# Problem description:
Read the listing and extract each line that includes the word "NIPAM".

** START OF Dataset records **

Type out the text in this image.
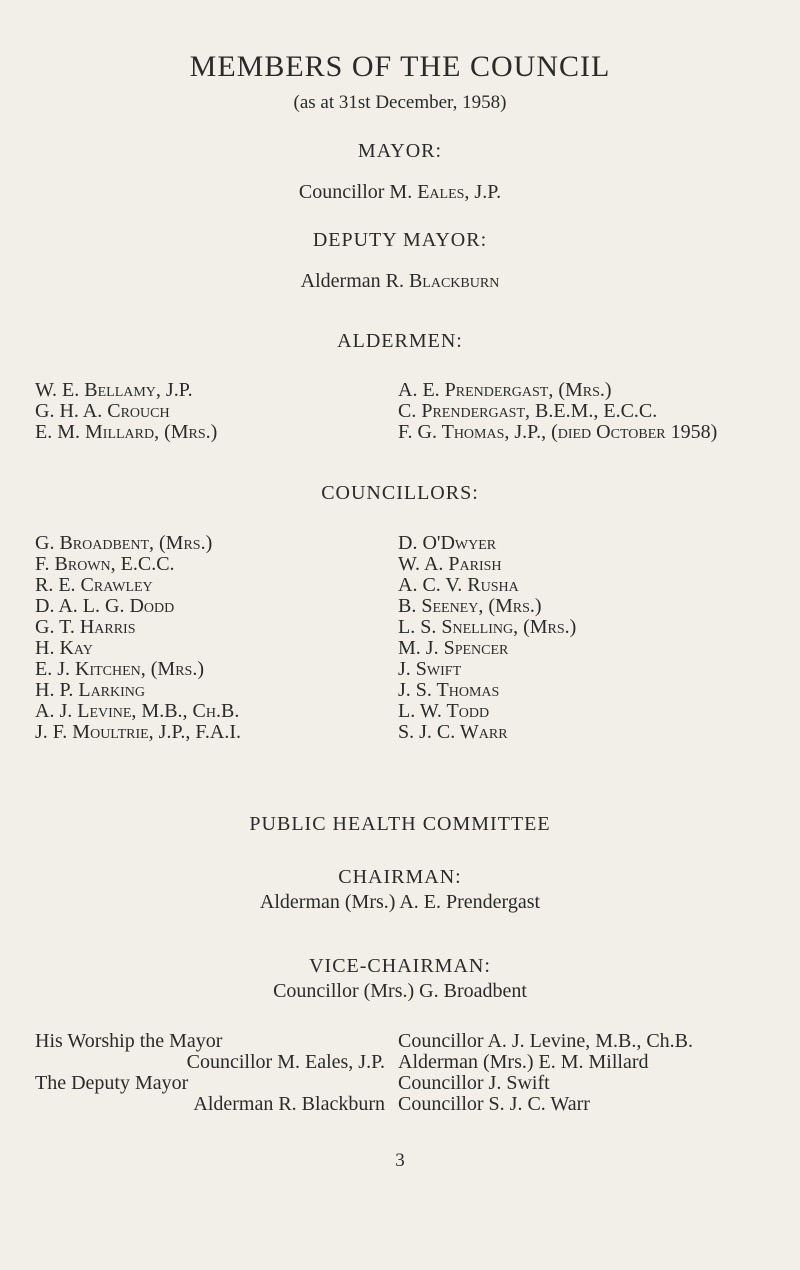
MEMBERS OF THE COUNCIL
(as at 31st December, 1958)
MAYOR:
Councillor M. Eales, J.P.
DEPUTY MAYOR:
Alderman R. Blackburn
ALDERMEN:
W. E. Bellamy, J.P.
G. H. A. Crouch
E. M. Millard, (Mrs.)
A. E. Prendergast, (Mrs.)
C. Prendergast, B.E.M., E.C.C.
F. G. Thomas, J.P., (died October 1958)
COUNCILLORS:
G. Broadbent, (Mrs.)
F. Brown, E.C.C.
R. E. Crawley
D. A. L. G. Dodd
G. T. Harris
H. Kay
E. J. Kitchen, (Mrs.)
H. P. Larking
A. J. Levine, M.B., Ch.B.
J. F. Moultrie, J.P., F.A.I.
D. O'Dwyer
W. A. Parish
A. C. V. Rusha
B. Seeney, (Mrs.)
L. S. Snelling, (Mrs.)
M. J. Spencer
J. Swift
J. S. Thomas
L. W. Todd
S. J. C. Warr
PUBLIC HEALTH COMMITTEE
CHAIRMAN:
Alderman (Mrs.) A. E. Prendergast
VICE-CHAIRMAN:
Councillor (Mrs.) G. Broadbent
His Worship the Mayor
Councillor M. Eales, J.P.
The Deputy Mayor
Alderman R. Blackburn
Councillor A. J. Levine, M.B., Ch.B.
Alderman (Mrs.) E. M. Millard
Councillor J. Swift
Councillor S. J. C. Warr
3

** END OF Dataset records **
** START OF Dataset records **

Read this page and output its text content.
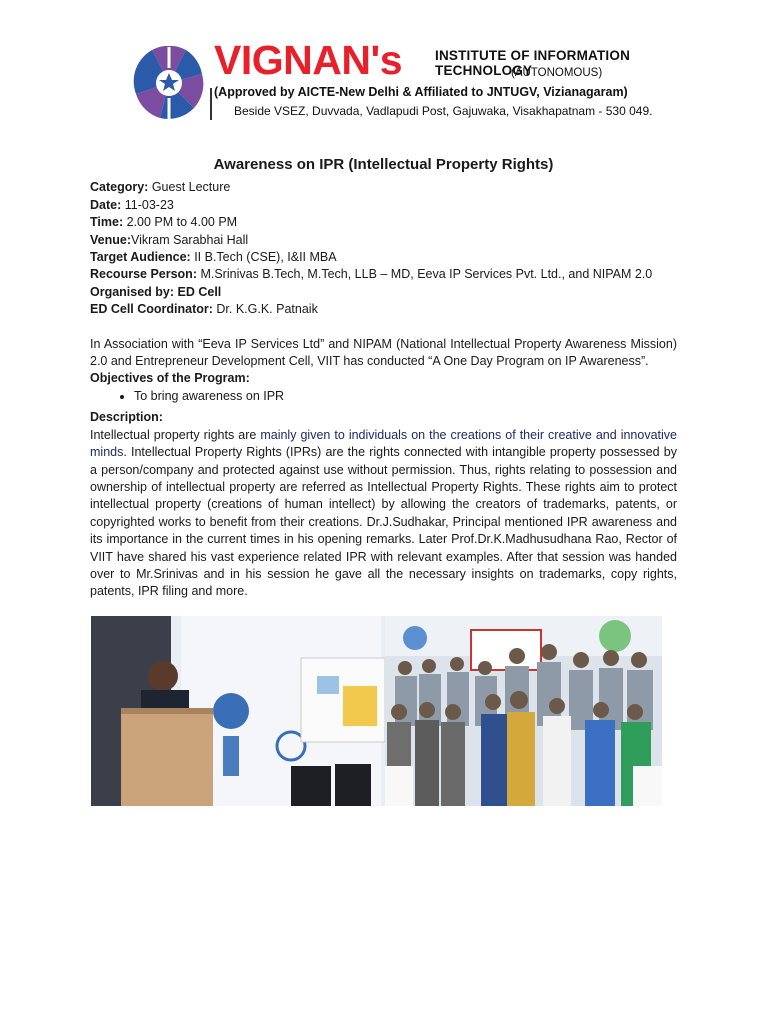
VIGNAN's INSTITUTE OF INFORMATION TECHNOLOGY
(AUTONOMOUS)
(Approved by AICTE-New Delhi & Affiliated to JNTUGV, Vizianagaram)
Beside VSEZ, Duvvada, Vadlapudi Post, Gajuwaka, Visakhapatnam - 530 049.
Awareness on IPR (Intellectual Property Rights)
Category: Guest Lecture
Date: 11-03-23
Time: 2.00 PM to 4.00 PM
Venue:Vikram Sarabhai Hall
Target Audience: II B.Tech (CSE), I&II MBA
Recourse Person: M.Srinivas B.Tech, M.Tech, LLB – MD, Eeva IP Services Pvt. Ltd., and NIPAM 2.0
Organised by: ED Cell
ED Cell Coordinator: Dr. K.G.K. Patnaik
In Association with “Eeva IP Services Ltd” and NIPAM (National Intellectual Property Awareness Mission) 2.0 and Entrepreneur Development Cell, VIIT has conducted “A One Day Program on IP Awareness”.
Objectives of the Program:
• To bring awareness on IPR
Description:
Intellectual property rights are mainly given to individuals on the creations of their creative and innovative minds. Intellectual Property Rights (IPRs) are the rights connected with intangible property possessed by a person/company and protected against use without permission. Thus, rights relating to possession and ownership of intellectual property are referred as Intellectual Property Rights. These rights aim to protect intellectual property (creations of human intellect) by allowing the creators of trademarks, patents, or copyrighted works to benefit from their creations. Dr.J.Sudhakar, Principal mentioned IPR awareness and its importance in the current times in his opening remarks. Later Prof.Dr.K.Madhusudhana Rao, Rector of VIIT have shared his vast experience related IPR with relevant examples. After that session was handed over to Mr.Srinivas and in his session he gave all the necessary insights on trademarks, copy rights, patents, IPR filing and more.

** END OF Dataset records **

# Exercise solution:
Recourse Person: M.Srinivas B.Tech, M.Tech, LLB – MD, Eeva IP Services Pvt. Ltd., and NIPAM 2.0
In Association with “Eeva IP Services Ltd” and NIPAM (National Intellectual Property Awareness Mission) 2.0 and Entrepreneur Development Cell, VIIT has conducted “A One Day Program on IP Awareness”.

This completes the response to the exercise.